**INSTRUCTION**
Examine each line of the data. Copy those that contain the string "caption".

**DATA**
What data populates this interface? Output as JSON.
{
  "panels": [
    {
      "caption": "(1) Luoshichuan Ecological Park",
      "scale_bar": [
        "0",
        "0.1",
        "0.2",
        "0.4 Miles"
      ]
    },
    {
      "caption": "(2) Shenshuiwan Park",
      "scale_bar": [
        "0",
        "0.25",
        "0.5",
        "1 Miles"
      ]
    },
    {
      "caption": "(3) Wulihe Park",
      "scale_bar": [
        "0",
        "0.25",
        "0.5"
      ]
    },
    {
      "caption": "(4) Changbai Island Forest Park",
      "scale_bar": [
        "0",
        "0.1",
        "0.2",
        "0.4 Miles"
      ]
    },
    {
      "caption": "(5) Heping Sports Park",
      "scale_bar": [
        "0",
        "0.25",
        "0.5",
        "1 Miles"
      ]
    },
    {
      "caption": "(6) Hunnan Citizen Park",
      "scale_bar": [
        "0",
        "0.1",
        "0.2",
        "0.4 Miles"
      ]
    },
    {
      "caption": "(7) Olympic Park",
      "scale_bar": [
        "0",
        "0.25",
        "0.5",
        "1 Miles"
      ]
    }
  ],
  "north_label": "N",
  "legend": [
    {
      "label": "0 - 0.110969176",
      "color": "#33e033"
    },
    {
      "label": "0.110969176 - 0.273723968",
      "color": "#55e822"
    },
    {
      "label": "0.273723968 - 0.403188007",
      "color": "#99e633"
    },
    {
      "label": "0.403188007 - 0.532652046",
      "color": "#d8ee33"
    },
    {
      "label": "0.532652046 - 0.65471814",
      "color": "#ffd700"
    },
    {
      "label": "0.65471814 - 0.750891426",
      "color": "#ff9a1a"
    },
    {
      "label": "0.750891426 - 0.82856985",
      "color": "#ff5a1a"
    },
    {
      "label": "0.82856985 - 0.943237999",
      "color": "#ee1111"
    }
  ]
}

---

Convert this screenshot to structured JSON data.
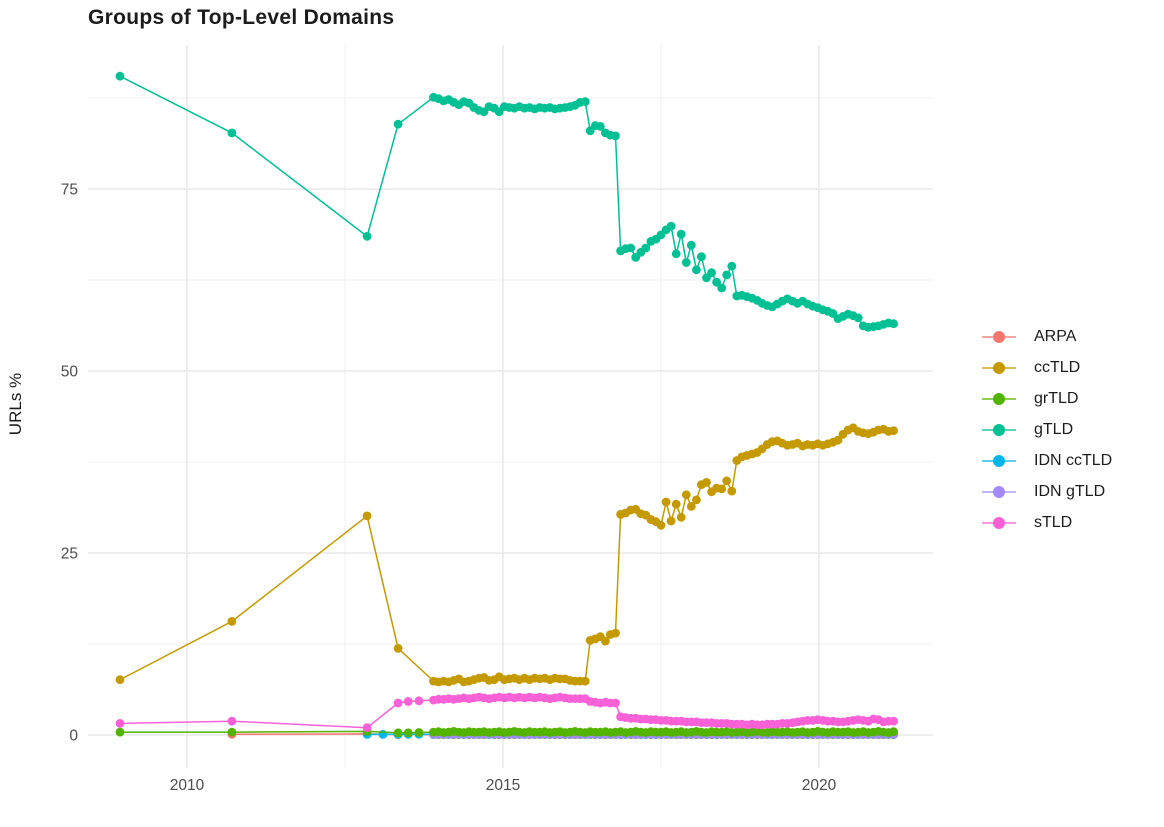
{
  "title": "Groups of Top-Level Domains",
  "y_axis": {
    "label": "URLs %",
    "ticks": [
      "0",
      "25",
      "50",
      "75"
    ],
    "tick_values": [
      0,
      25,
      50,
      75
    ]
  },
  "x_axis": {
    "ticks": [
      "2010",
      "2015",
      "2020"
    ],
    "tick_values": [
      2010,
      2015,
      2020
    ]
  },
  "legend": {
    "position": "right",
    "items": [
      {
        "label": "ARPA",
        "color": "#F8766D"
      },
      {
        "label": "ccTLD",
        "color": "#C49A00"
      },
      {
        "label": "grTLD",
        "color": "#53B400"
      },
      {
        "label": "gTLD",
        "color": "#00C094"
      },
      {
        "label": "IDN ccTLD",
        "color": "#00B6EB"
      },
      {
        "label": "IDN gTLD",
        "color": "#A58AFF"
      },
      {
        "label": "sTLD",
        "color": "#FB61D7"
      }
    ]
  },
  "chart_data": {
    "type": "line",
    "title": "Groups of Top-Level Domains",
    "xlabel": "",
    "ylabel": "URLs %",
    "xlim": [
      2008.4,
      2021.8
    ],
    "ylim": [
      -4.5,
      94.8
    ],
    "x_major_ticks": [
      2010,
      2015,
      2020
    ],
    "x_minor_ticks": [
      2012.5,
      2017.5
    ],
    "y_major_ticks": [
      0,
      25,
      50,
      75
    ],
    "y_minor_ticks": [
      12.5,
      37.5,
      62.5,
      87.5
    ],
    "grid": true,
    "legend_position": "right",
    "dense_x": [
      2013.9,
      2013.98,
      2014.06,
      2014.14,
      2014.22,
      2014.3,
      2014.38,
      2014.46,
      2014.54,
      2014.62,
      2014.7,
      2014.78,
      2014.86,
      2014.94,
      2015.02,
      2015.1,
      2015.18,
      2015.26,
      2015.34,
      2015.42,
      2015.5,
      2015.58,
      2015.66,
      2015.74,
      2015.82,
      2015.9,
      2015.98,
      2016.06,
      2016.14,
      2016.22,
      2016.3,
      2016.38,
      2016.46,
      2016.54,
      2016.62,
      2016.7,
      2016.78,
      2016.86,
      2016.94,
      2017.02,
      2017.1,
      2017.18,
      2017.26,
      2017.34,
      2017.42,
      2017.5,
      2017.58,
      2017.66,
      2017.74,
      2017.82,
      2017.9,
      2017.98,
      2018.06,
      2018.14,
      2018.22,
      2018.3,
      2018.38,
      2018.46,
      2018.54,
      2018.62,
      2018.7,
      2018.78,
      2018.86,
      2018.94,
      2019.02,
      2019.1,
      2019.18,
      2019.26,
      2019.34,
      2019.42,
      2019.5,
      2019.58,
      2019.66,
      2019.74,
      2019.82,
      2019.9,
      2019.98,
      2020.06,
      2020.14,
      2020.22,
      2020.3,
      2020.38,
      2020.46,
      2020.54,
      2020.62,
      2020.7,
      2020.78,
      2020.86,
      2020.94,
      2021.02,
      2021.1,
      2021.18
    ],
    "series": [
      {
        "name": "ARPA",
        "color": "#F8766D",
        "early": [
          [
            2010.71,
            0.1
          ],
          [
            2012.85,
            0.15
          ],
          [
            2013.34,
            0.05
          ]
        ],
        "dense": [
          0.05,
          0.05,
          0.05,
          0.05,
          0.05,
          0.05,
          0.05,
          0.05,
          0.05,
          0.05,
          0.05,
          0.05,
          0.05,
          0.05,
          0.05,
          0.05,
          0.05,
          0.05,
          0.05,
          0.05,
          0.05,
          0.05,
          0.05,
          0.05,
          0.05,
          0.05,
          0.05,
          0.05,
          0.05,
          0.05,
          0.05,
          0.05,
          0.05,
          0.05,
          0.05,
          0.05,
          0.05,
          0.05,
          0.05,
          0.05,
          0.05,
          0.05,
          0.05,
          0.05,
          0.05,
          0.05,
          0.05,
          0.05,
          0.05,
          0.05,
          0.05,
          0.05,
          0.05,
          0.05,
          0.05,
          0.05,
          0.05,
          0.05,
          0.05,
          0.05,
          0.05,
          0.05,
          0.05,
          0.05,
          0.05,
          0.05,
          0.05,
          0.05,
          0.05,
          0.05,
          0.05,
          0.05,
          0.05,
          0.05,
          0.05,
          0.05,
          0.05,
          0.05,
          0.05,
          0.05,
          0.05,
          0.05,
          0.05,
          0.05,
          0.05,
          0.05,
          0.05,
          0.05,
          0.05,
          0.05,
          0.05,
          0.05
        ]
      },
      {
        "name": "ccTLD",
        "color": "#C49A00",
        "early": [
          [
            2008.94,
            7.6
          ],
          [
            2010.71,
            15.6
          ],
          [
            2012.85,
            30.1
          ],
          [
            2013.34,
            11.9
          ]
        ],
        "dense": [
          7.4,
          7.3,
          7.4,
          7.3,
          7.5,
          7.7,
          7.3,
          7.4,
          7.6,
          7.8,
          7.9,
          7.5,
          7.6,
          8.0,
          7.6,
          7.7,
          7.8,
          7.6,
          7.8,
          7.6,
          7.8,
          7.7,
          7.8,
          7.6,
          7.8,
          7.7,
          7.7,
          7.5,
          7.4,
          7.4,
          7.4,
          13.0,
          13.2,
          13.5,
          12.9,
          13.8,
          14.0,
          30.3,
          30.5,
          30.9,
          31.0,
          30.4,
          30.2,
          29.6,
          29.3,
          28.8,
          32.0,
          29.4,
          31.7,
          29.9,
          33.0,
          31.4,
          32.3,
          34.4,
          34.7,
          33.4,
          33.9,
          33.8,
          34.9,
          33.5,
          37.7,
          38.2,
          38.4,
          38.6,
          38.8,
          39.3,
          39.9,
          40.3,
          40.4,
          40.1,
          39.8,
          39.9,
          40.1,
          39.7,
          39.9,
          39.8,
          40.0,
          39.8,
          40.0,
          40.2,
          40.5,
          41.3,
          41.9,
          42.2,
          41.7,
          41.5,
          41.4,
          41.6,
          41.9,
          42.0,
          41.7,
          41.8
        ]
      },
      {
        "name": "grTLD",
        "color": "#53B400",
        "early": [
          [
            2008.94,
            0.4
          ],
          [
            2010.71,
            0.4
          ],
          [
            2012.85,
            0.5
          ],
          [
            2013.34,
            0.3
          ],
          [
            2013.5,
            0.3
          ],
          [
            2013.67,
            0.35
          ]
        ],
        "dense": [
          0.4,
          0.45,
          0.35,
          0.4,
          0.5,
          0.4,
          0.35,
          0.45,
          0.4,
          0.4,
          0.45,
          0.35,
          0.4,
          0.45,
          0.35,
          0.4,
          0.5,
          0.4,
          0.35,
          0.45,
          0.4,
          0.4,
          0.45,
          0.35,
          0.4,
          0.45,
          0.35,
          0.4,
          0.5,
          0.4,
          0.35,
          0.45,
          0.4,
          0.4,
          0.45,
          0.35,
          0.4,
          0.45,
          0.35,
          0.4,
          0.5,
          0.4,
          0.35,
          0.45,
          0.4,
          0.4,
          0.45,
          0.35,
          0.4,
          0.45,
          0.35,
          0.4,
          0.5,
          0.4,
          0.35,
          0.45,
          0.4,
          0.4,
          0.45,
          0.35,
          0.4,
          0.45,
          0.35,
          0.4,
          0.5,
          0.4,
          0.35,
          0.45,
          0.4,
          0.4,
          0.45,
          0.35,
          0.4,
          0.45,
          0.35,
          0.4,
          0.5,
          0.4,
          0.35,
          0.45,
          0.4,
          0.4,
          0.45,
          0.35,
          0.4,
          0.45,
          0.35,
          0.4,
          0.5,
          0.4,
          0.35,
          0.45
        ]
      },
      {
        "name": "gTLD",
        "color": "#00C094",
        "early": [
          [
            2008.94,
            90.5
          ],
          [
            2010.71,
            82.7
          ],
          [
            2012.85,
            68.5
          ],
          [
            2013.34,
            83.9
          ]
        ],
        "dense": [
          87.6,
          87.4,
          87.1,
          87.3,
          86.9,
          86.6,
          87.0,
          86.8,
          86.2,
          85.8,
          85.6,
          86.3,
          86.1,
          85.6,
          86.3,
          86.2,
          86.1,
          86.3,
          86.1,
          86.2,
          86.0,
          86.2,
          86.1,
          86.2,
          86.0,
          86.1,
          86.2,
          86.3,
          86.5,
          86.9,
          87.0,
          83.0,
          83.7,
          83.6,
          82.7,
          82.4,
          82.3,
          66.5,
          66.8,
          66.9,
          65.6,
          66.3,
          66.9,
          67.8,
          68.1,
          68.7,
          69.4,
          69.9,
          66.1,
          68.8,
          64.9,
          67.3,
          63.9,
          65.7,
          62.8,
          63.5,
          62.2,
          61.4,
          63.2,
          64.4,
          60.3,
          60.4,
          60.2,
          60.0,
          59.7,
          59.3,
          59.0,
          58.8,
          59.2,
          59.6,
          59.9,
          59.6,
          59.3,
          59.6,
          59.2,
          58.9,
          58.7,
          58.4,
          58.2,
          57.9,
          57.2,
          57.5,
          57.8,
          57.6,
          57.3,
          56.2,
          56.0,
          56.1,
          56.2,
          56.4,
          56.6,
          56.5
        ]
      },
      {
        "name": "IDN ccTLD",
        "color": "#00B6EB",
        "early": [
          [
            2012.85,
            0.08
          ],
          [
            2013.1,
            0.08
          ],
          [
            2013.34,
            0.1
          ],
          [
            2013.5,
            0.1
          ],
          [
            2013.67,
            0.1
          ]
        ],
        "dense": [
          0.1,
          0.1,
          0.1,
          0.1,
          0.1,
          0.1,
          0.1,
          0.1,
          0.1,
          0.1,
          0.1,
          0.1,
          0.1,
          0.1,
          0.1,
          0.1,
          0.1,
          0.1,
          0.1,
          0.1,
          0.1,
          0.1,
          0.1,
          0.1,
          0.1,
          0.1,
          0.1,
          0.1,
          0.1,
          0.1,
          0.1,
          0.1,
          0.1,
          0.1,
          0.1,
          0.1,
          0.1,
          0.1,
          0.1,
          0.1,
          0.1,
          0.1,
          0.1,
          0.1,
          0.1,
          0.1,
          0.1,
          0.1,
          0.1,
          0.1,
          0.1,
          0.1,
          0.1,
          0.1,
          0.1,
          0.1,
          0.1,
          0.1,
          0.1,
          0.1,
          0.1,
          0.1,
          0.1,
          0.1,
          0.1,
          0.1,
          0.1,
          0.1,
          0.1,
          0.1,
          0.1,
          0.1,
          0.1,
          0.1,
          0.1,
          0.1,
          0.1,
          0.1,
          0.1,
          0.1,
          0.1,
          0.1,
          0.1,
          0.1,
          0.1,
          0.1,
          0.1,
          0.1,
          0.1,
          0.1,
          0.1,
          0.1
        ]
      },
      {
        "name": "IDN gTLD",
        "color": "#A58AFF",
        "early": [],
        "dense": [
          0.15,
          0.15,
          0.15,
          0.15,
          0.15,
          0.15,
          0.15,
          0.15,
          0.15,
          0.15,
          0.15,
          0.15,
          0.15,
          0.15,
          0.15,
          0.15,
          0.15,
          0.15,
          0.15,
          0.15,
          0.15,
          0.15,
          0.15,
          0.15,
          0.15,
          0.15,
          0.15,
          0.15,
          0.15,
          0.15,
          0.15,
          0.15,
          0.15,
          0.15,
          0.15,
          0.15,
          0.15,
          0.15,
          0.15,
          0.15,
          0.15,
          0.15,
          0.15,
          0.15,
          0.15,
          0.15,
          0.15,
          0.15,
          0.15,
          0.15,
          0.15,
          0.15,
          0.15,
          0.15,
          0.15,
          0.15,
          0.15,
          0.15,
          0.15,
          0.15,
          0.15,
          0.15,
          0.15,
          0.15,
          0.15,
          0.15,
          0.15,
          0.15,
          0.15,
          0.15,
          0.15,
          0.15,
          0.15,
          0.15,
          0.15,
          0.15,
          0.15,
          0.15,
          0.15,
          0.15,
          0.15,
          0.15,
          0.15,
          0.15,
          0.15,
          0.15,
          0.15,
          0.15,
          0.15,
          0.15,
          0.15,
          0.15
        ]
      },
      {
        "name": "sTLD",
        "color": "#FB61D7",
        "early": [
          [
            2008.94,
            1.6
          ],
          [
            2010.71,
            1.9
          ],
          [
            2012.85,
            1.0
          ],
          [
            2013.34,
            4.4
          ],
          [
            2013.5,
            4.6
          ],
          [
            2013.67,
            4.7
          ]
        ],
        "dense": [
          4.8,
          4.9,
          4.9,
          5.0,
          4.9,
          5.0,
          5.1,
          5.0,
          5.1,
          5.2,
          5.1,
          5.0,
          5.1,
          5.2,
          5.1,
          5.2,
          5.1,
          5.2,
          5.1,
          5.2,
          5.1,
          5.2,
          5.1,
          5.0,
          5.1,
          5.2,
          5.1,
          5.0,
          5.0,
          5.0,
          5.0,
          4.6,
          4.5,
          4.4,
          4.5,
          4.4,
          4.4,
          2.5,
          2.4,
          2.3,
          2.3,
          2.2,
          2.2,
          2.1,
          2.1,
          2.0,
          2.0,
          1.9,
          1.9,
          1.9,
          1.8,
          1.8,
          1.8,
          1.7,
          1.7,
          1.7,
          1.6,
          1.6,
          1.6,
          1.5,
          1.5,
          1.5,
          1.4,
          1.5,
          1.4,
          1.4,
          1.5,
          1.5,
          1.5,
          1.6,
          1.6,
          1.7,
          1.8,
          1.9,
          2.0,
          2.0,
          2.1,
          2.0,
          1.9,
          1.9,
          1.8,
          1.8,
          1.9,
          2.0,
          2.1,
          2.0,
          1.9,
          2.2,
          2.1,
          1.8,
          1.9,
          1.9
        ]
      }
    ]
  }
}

**PROBLEM SOLUTION**
      "caption": "(1) Luoshichuan Ecological Park",
      "caption": "(2) Shenshuiwan Park",
      "caption": "(3) Wulihe Park",
      "caption": "(4) Changbai Island Forest Park",
      "caption": "(5) Heping Sports Park",
      "caption": "(6) Hunnan Citizen Park",
      "caption": "(7) Olympic Park",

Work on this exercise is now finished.